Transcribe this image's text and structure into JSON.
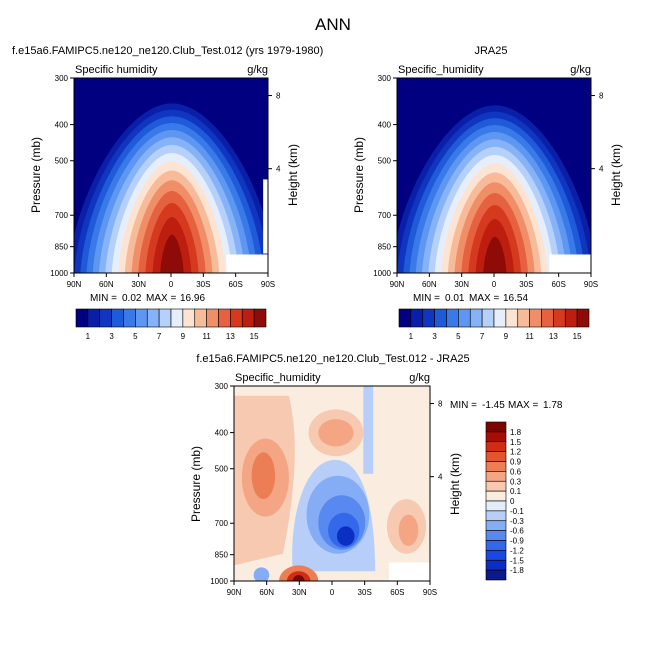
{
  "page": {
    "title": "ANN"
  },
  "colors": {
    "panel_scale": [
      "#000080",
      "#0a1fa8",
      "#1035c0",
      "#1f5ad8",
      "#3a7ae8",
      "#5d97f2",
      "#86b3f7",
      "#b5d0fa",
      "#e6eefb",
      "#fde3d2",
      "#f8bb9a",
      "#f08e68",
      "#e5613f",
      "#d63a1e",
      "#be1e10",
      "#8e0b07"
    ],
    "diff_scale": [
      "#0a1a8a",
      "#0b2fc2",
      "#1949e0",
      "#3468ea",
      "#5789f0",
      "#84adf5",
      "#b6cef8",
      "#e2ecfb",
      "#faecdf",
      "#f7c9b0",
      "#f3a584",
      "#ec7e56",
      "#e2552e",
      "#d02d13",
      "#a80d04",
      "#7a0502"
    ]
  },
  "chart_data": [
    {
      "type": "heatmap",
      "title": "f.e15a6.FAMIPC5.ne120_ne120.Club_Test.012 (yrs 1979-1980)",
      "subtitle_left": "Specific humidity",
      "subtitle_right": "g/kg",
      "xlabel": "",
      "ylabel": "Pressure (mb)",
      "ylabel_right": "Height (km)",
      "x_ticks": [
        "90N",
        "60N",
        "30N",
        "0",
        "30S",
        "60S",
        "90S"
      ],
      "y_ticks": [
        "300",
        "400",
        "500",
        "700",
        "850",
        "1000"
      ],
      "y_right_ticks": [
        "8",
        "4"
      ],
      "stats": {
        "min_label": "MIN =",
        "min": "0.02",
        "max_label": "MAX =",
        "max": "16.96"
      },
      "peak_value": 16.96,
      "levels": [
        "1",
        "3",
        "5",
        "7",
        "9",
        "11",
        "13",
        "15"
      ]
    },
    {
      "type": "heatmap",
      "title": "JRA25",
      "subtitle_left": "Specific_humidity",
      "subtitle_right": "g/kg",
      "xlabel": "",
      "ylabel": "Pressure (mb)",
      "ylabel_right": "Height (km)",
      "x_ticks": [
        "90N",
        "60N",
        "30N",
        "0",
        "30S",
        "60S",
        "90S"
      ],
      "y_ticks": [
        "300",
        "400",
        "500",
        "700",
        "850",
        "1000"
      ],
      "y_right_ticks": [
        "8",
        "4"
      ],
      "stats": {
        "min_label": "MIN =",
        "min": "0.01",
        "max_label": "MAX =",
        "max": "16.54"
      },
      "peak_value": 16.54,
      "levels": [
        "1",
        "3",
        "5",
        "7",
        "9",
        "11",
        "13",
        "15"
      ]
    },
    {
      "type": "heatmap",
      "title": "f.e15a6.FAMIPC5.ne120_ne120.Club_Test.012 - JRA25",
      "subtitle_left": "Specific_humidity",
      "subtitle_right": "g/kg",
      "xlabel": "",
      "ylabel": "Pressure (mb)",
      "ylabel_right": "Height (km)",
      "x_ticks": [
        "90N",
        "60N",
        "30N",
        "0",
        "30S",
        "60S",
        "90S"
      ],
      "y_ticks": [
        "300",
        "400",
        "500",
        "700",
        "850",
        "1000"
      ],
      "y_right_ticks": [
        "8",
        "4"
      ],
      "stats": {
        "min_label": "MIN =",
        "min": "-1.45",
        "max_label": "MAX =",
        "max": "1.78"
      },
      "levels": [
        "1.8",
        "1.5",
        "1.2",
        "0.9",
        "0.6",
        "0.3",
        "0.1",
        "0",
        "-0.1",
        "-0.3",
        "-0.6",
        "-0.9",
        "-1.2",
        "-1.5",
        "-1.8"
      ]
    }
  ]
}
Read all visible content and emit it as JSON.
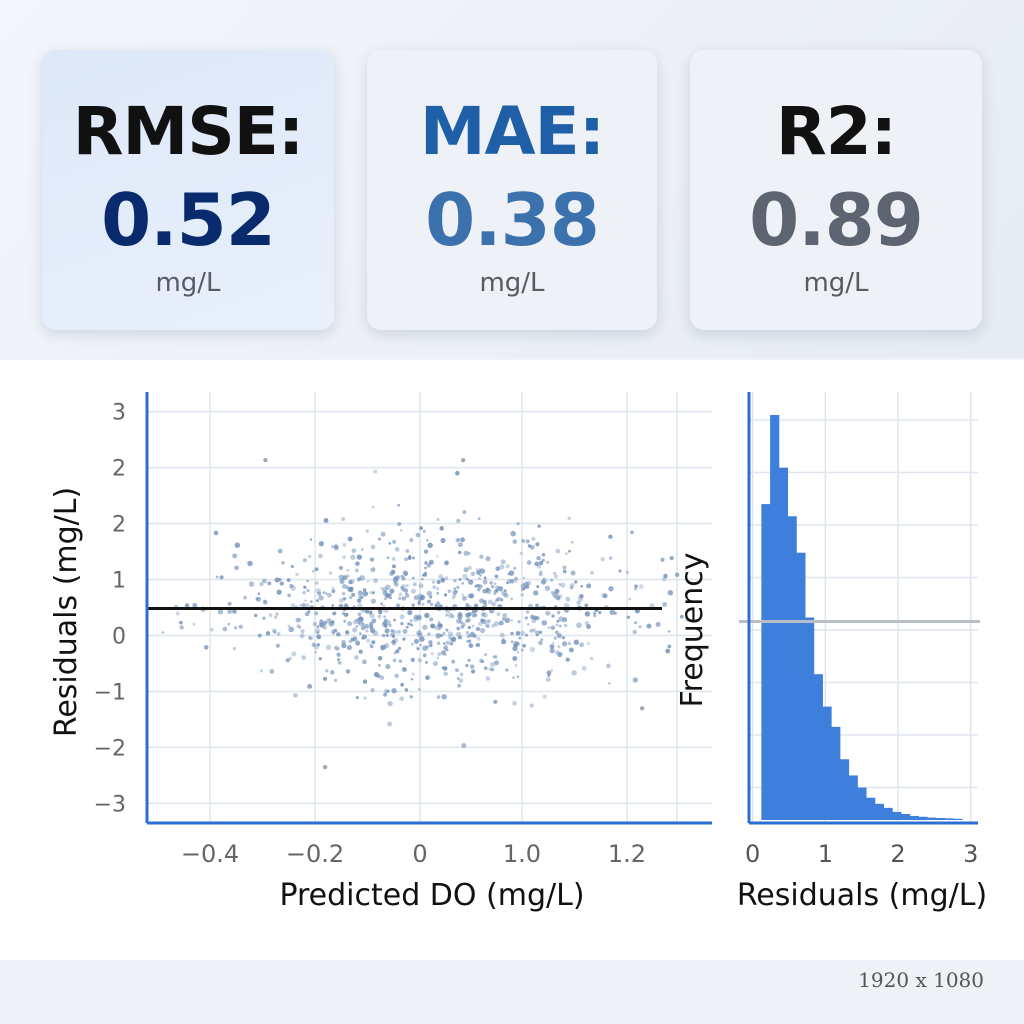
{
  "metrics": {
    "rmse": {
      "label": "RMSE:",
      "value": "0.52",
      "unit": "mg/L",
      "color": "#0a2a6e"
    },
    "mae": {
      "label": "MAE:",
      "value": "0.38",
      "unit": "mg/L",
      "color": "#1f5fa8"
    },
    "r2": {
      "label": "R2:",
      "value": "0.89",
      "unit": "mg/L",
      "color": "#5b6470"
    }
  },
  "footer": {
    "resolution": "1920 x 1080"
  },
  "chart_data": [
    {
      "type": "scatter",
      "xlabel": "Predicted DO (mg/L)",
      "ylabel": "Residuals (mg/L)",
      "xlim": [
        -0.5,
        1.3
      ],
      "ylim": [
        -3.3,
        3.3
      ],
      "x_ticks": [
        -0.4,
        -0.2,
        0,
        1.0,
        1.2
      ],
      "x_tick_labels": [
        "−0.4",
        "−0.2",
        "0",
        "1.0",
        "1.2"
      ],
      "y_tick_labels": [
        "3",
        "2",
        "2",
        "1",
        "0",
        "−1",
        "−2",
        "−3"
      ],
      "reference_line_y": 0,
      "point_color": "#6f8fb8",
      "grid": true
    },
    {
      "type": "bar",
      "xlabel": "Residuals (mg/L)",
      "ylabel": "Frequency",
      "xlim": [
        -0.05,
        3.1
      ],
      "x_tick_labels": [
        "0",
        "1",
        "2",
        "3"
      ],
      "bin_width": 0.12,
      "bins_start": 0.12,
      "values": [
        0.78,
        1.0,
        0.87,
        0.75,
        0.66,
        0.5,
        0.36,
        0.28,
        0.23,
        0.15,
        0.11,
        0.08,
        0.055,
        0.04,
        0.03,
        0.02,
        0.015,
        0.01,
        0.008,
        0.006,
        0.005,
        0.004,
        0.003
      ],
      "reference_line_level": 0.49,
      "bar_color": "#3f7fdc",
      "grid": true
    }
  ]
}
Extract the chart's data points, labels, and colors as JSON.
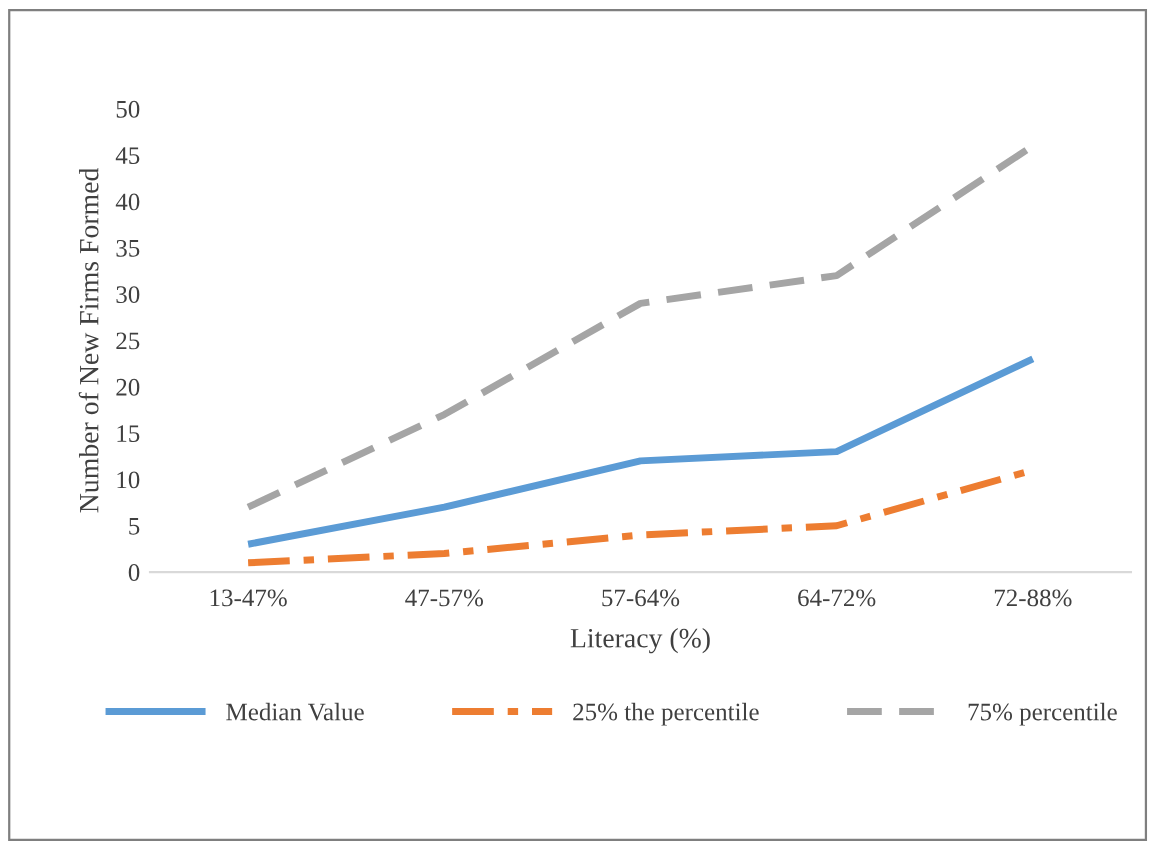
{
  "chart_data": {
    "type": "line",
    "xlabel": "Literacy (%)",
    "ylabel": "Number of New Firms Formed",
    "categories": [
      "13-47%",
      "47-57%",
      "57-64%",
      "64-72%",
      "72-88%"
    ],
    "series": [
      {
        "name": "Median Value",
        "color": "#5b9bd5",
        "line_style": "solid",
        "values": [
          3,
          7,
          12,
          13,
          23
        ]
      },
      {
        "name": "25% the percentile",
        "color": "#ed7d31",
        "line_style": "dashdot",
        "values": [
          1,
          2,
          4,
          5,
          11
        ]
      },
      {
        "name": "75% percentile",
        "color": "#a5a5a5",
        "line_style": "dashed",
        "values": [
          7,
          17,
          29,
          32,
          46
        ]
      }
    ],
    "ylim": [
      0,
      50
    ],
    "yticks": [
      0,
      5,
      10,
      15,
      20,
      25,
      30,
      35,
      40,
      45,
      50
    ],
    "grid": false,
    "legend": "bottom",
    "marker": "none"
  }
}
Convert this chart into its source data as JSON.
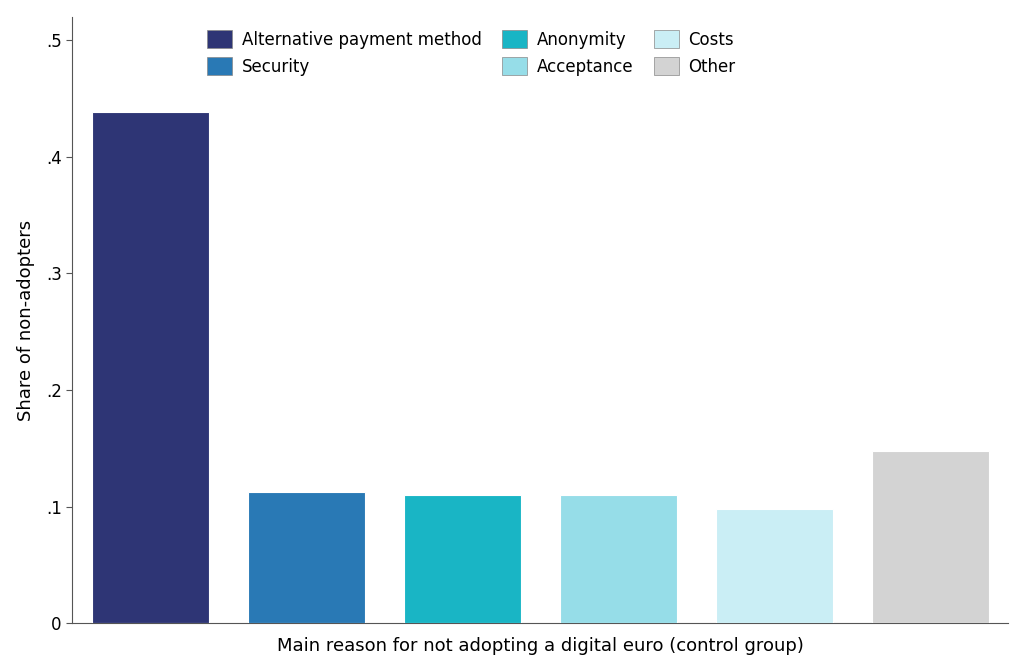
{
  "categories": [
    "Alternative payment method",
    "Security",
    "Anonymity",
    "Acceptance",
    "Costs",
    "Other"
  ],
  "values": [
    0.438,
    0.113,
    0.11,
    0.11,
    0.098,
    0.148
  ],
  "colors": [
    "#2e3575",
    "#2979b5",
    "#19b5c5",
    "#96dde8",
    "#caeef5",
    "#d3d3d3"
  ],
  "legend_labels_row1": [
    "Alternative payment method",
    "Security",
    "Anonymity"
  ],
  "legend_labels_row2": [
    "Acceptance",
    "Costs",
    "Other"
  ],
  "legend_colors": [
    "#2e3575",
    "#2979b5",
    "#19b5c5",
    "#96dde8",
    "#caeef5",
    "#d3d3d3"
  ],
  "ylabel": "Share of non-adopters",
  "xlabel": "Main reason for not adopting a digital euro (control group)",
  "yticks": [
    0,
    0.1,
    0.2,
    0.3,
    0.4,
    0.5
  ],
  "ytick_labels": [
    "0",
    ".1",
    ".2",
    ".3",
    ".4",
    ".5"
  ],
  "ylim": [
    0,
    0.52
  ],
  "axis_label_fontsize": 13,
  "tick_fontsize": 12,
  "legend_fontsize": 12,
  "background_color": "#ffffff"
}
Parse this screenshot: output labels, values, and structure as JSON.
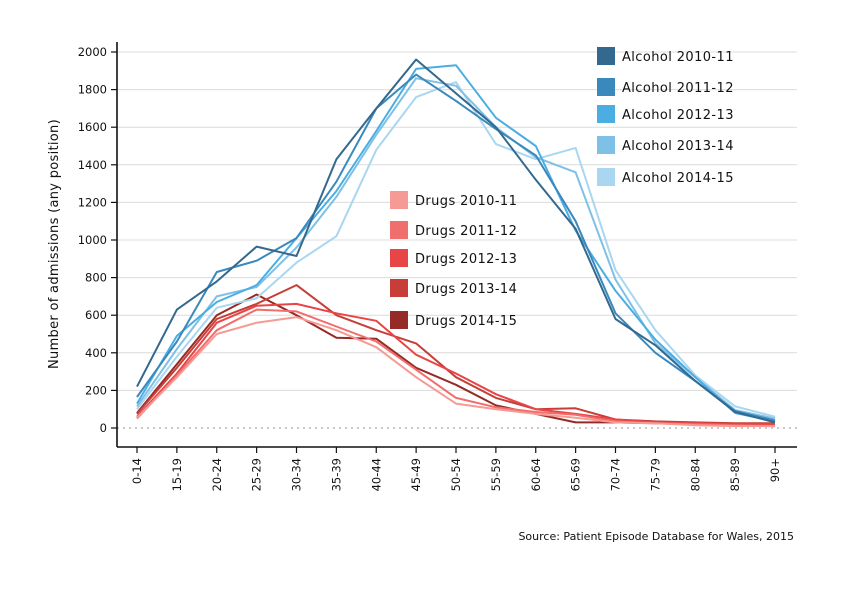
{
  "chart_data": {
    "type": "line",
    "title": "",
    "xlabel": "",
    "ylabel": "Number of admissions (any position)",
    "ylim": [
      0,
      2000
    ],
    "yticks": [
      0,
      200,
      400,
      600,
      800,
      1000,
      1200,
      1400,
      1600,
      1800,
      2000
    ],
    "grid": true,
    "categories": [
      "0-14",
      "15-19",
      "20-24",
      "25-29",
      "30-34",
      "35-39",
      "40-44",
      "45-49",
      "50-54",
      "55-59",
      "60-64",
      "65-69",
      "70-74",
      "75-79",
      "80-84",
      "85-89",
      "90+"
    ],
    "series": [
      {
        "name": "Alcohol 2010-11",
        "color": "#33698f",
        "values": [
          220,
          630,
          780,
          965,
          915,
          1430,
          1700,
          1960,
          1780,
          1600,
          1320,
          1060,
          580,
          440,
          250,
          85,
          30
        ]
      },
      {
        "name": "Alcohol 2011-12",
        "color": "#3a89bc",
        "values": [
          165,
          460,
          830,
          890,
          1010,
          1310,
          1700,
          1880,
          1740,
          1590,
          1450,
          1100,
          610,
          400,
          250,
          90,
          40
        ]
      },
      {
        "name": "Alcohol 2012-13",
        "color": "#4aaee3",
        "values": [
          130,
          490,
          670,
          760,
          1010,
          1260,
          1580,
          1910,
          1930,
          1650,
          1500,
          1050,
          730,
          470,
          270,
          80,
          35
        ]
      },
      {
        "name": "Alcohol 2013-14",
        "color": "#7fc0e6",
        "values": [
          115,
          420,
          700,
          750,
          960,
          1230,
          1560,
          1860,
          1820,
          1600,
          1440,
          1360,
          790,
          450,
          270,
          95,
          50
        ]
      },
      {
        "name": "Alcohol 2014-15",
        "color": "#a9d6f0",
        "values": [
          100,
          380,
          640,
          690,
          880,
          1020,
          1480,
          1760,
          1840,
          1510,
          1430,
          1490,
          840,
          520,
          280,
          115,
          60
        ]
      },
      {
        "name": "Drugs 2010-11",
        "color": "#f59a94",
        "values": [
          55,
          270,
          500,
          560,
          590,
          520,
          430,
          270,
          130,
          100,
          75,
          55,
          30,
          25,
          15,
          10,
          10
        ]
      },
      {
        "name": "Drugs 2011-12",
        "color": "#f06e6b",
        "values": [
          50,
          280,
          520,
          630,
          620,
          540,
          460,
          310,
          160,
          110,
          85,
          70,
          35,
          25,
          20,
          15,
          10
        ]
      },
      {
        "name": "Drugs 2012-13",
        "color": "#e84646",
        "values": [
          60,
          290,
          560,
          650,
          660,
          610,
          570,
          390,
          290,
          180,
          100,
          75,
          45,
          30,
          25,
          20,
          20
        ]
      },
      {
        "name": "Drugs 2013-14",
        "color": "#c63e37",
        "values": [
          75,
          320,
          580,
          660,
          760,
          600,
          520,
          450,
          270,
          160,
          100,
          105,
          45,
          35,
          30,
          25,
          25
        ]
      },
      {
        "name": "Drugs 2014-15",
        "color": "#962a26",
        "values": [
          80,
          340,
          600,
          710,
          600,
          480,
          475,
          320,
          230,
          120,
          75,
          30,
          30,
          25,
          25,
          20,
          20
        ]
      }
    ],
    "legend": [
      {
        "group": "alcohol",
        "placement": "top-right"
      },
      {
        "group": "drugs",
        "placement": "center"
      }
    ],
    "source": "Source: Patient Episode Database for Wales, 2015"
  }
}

**Exercise objective:** Within the listing above, find every line containing the string "source" and return it.

**Response to this exercise:**
Convert this chart into its source data as JSON.
    "source": "Source: Patient Episode Database for Wales, 2015"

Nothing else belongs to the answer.